■ Records ■
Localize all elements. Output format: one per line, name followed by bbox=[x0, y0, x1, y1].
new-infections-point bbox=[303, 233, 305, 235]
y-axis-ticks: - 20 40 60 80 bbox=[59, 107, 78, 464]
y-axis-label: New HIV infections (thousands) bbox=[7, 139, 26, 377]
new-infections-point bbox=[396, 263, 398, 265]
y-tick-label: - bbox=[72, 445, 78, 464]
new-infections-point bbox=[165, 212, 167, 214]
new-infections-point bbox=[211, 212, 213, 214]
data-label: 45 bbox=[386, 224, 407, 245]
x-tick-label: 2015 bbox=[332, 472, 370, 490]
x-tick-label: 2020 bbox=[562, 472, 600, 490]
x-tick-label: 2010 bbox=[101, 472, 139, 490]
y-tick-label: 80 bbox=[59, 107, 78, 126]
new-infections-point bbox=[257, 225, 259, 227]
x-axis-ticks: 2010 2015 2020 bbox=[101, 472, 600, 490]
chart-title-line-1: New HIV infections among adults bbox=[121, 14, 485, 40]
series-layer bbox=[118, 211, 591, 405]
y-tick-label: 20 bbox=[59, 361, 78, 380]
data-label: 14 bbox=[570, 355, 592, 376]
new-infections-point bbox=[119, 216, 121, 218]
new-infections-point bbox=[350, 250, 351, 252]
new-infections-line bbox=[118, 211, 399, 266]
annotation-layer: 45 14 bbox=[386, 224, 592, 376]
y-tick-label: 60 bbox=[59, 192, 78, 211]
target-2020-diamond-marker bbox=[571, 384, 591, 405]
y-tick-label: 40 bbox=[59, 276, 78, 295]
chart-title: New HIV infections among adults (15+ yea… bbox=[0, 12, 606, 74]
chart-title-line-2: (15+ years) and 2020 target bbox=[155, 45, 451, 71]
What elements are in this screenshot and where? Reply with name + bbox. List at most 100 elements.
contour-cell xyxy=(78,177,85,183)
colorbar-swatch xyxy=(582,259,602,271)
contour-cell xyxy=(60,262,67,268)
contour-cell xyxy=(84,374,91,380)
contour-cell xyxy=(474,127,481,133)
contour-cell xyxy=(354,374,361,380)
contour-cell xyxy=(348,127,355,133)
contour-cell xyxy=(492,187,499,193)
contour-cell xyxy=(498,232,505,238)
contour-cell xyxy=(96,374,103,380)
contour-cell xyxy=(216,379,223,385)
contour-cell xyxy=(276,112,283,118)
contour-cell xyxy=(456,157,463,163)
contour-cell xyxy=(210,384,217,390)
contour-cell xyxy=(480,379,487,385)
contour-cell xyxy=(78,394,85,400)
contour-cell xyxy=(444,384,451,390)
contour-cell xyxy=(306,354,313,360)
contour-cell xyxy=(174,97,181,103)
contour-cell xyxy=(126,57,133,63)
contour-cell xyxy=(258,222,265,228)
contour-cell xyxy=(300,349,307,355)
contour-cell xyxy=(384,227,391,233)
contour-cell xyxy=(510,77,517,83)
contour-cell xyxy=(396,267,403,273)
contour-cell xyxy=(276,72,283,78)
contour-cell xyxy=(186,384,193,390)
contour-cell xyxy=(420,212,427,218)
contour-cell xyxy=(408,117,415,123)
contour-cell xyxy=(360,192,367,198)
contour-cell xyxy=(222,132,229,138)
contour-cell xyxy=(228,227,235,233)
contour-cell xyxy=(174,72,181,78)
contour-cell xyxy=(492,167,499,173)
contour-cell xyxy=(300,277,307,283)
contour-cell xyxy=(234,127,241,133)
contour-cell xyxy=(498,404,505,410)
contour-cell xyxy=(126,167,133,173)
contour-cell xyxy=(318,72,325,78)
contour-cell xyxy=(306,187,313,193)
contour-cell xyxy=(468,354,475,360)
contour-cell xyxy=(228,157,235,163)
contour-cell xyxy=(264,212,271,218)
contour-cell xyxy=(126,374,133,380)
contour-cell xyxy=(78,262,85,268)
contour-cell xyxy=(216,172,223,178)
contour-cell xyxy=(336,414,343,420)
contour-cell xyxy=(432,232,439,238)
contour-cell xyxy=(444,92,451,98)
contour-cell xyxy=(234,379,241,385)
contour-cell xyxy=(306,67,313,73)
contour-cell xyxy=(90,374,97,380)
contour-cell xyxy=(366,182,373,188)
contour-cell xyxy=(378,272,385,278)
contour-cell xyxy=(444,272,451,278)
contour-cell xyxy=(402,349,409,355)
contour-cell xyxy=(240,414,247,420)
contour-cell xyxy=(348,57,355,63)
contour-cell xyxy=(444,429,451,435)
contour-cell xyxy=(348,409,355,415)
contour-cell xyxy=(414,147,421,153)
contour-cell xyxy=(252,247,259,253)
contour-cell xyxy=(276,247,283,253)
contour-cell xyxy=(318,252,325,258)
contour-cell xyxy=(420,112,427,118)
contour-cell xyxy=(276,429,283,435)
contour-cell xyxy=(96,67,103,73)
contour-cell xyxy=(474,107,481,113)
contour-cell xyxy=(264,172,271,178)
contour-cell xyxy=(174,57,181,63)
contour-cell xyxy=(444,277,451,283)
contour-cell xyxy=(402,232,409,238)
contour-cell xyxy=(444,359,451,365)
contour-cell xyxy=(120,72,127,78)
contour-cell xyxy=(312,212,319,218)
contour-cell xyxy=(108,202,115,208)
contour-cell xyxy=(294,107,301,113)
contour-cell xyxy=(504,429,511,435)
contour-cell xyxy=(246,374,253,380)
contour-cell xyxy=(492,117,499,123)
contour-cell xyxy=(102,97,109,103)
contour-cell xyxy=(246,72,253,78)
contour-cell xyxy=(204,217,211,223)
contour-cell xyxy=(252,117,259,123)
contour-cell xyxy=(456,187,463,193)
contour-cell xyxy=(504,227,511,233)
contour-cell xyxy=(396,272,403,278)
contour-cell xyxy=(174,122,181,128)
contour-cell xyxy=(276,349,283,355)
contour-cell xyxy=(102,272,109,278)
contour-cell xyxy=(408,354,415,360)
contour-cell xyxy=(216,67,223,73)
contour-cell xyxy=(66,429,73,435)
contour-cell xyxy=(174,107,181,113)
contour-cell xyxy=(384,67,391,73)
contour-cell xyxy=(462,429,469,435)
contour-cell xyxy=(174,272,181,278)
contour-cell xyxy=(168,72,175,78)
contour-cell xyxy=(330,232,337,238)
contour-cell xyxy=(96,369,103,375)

■ Directions ■
Turn every line of the data above into a JSON list of strings, one string per line, with blank lines left out.

■ Full response ■
[
  "Localize all elements. Output format: one per line, name followed by bbox=[x0, y0, x1, y1].",
  "new-infections-point bbox=[303, 233, 305, 235]",
  "y-axis-ticks: - 20 40 60 80 bbox=[59, 107, 78, 464]",
  "y-axis-label: New HIV infections (thousands) bbox=[7, 139, 26, 377]",
  "new-infections-point bbox=[396, 263, 398, 265]",
  "y-tick-label: - bbox=[72, 445, 78, 464]",
  "new-infections-point bbox=[165, 212, 167, 214]",
  "new-infections-point bbox=[211, 212, 213, 214]",
  "data-label: 45 bbox=[386, 224, 407, 245]",
  "x-tick-label: 2015 bbox=[332, 472, 370, 490]",
  "x-tick-label: 2020 bbox=[562, 472, 600, 490]",
  "x-tick-label: 2010 bbox=[101, 472, 139, 490]",
  "y-tick-label: 80 bbox=[59, 107, 78, 126]",
  "new-infections-point bbox=[257, 225, 259, 227]",
  "x-axis-ticks: 2010 2015 2020 bbox=[101, 472, 600, 490]",
  "chart-title-line-1: New HIV infections among adults bbox=[121, 14, 485, 40]",
  "series-layer bbox=[118, 211, 591, 405]",
  "y-tick-label: 20 bbox=[59, 361, 78, 380]",
  "data-label: 14 bbox=[570, 355, 592, 376]",
  "new-infections-point bbox=[119, 216, 121, 218]",
  "new-infections-point bbox=[350, 250, 351, 252]",
  "new-infections-line bbox=[118, 211, 399, 266]",
  "annotation-layer: 45 14 bbox=[386, 224, 592, 376]",
  "y-tick-label: 60 bbox=[59, 192, 78, 211]",
  "target-2020-diamond-marker bbox=[571, 384, 591, 405]",
  "y-tick-label: 40 bbox=[59, 276, 78, 295]",
  "chart-title: New HIV infections among adults (15+ yea… bbox=[0, 12, 606, 74]",
  "chart-title-line-2: (15+ years) and 2020 target bbox=[155, 45, 451, 71]",
  "What elements are in this screenshot and where? Reply with name + bbox. List at most 100 elements.",
  "contour-cell xyxy=(78,177,85,183)",
  "colorbar-swatch xyxy=(582,259,602,271)",
  "contour-cell xyxy=(60,262,67,268)",
  "contour-cell xyxy=(84,374,91,380)",
  "contour-cell xyxy=(474,127,481,133)",
  "contour-cell xyxy=(354,374,361,380)",
  "contour-cell xyxy=(348,127,355,133)",
  "contour-cell xyxy=(492,187,499,193)",
  "contour-cell xyxy=(498,232,505,238)",
  "contour-cell xyxy=(96,374,103,380)",
  "contour-cell xyxy=(216,379,223,385)",
  "contour-cell xyxy=(276,112,283,118)",
  "contour-cell xyxy=(456,157,463,163)",
  "contour-cell xyxy=(210,384,217,390)",
  "contour-cell xyxy=(480,379,487,385)",
  "contour-cell xyxy=(78,394,85,400)",
  "contour-cell xyxy=(444,384,451,390)",
  "contour-cell xyxy=(306,354,313,360)",
  "contour-cell xyxy=(174,97,181,103)",
  "contour-cell xyxy=(126,57,133,63)",
  "contour-cell xyxy=(258,222,265,228)",
  "contour-cell xyxy=(300,349,307,355)",
  "contour-cell xyxy=(384,227,391,233)",
  "contour-cell xyxy=(510,77,517,83)",
  "contour-cell xyxy=(396,267,403,273)",
  "contour-cell xyxy=(276,72,283,78)",
  "contour-cell xyxy=(186,384,193,390)",
  "contour-cell xyxy=(420,212,427,218)",
  "contour-cell xyxy=(408,117,415,123)",
  "contour-cell xyxy=(360,192,367,198)",
  "contour-cell xyxy=(222,132,229,138)",
  "contour-cell xyxy=(228,227,235,233)",
  "contour-cell xyxy=(174,72,181,78)",
  "contour-cell xyxy=(492,167,499,173)",
  "contour-cell xyxy=(300,277,307,283)",
  "contour-cell xyxy=(234,127,241,133)",
  "contour-cell xyxy=(498,404,505,410)",
  "contour-cell xyxy=(126,167,133,173)",
  "contour-cell xyxy=(318,72,325,78)",
  "contour-cell xyxy=(306,187,313,193)",
  "contour-cell xyxy=(468,354,475,360)",
  "contour-cell xyxy=(228,157,235,163)",
  "contour-cell xyxy=(264,212,271,218)",
  "contour-cell xyxy=(126,374,133,380)",
  "contour-cell xyxy=(78,262,85,268)",
  "contour-cell xyxy=(216,172,223,178)",
  "contour-cell xyxy=(336,414,343,420)",
  "contour-cell xyxy=(432,232,439,238)",
  "contour-cell xyxy=(444,92,451,98)",
  "contour-cell xyxy=(234,379,241,385)",
  "contour-cell xyxy=(306,67,313,73)",
  "contour-cell xyxy=(90,374,97,380)",
  "contour-cell xyxy=(366,182,373,188)",
  "contour-cell xyxy=(378,272,385,278)",
  "contour-cell xyxy=(444,272,451,278)",
  "contour-cell xyxy=(402,349,409,355)",
  "contour-cell xyxy=(240,414,247,420)",
  "contour-cell xyxy=(348,57,355,63)",
  "contour-cell xyxy=(444,429,451,435)",
  "contour-cell xyxy=(348,409,355,415)",
  "contour-cell xyxy=(414,147,421,153)",
  "contour-cell xyxy=(252,247,259,253)",
  "contour-cell xyxy=(276,247,283,253)",
  "contour-cell xyxy=(318,252,325,258)",
  "contour-cell xyxy=(420,112,427,118)",
  "contour-cell xyxy=(276,429,283,435)",
  "contour-cell xyxy=(96,67,103,73)",
  "contour-cell xyxy=(474,107,481,113)",
  "contour-cell xyxy=(264,172,271,178)",
  "contour-cell xyxy=(174,57,181,63)",
  "contour-cell xyxy=(444,277,451,283)",
  "contour-cell xyxy=(402,232,409,238)",
  "contour-cell xyxy=(444,359,451,365)",
  "contour-cell xyxy=(120,72,127,78)",
  "contour-cell xyxy=(312,212,319,218)",
  "contour-cell xyxy=(108,202,115,208)",
  "contour-cell xyxy=(294,107,301,113)",
  "contour-cell xyxy=(504,429,511,435)",
  "contour-cell xyxy=(246,374,253,380)",
  "contour-cell xyxy=(492,117,499,123)",
  "contour-cell xyxy=(102,97,109,103)",
  "contour-cell xyxy=(246,72,253,78)",
  "contour-cell xyxy=(204,217,211,223)",
  "contour-cell xyxy=(252,117,259,123)",
  "contour-cell xyxy=(456,187,463,193)",
  "contour-cell xyxy=(504,227,511,233)",
  "contour-cell xyxy=(396,272,403,278)",
  "contour-cell xyxy=(174,122,181,128)",
  "contour-cell xyxy=(276,349,283,355)",
  "contour-cell xyxy=(102,272,109,278)",
  "contour-cell xyxy=(408,354,415,360)",
  "contour-cell xyxy=(216,67,223,73)",
  "contour-cell xyxy=(66,429,73,435)",
  "contour-cell xyxy=(174,107,181,113)",
  "contour-cell xyxy=(384,67,391,73)",
  "contour-cell xyxy=(462,429,469,435)",
  "contour-cell xyxy=(174,272,181,278)",
  "contour-cell xyxy=(168,72,175,78)",
  "contour-cell xyxy=(330,232,337,238)",
  "contour-cell xyxy=(96,369,103,375)"
]